>> Start

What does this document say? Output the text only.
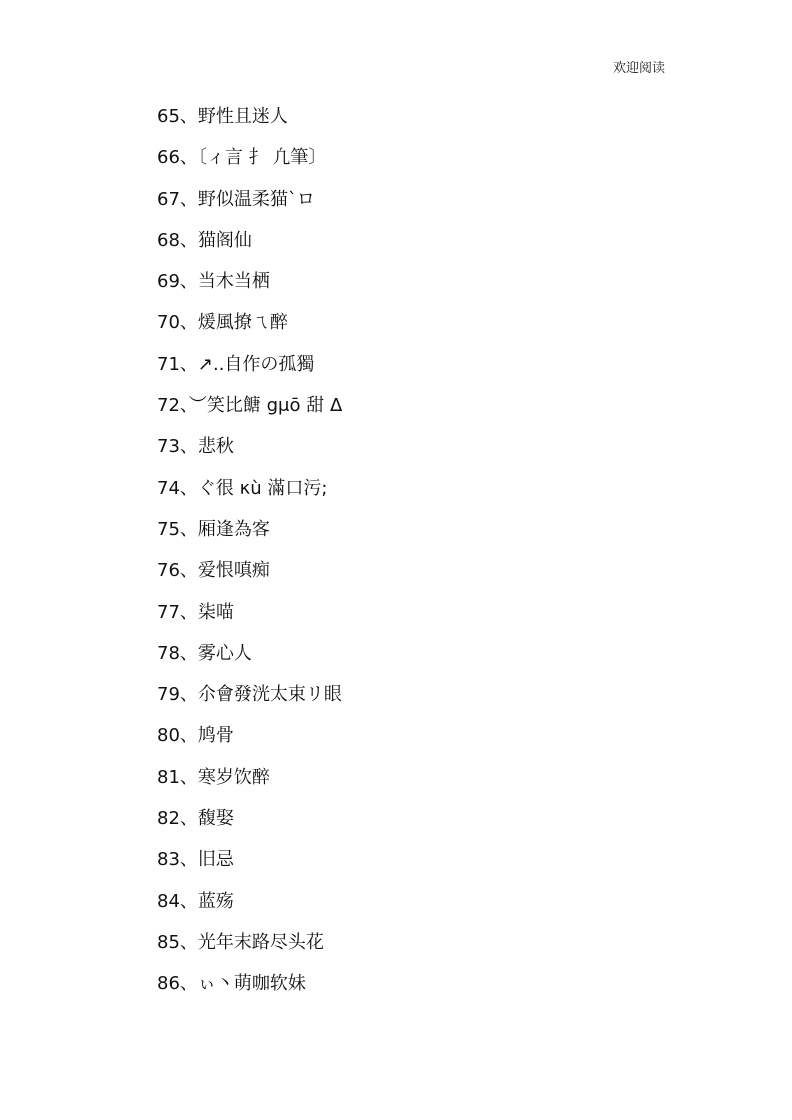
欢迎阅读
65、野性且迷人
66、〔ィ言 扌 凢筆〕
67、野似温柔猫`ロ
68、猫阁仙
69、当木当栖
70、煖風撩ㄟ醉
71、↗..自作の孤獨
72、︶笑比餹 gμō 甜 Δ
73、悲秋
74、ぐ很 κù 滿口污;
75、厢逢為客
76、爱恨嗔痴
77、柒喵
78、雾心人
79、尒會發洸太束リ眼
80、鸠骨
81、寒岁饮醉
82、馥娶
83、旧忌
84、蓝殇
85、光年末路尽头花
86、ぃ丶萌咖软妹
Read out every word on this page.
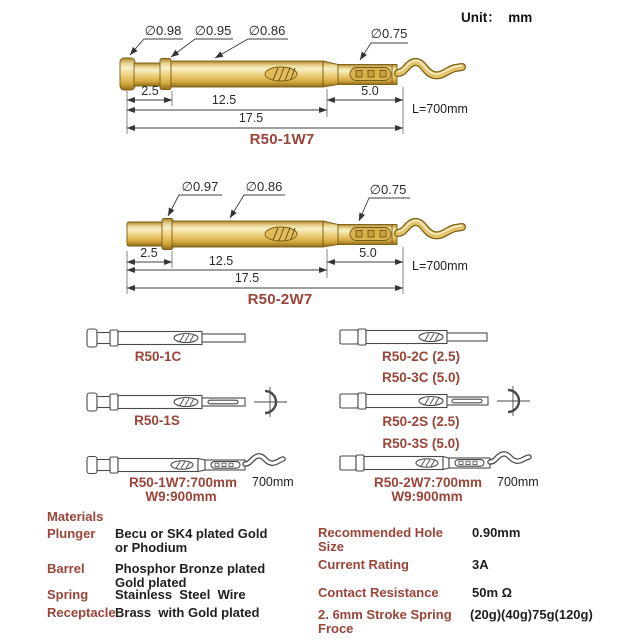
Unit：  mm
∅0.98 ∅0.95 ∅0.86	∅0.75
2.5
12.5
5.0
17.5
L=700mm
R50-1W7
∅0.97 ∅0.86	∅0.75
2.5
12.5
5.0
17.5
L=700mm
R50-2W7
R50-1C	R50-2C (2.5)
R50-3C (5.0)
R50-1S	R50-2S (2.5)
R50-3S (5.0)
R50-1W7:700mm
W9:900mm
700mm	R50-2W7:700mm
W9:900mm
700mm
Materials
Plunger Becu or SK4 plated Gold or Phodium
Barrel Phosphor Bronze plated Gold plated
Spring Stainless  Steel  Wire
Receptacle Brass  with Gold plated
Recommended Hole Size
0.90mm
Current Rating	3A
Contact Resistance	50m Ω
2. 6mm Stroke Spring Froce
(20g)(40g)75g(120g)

>> End

Request: Output the span from the line with "Read out every word on this page." through the last line of the data, inclusive and exact, and omit every picture.

Solved problem:
Read out every word on this page.
Unit：  mm
∅0.98 ∅0.95 ∅0.86	∅0.75
2.5
12.5
5.0
17.5
L=700mm
R50-1W7
∅0.97 ∅0.86	∅0.75
2.5
12.5
5.0
17.5
L=700mm
R50-2W7
R50-1C	R50-2C (2.5)
R50-3C (5.0)
R50-1S	R50-2S (2.5)
R50-3S (5.0)
R50-1W7:700mm
W9:900mm
700mm	R50-2W7:700mm
W9:900mm
700mm
Materials
Plunger Becu or SK4 plated Gold or Phodium
Barrel Phosphor Bronze plated Gold plated
Spring Stainless  Steel  Wire
Receptacle Brass  with Gold plated
Recommended Hole Size
0.90mm
Current Rating	3A
Contact Resistance	50m Ω
2. 6mm Stroke Spring Froce
(20g)(40g)75g(120g)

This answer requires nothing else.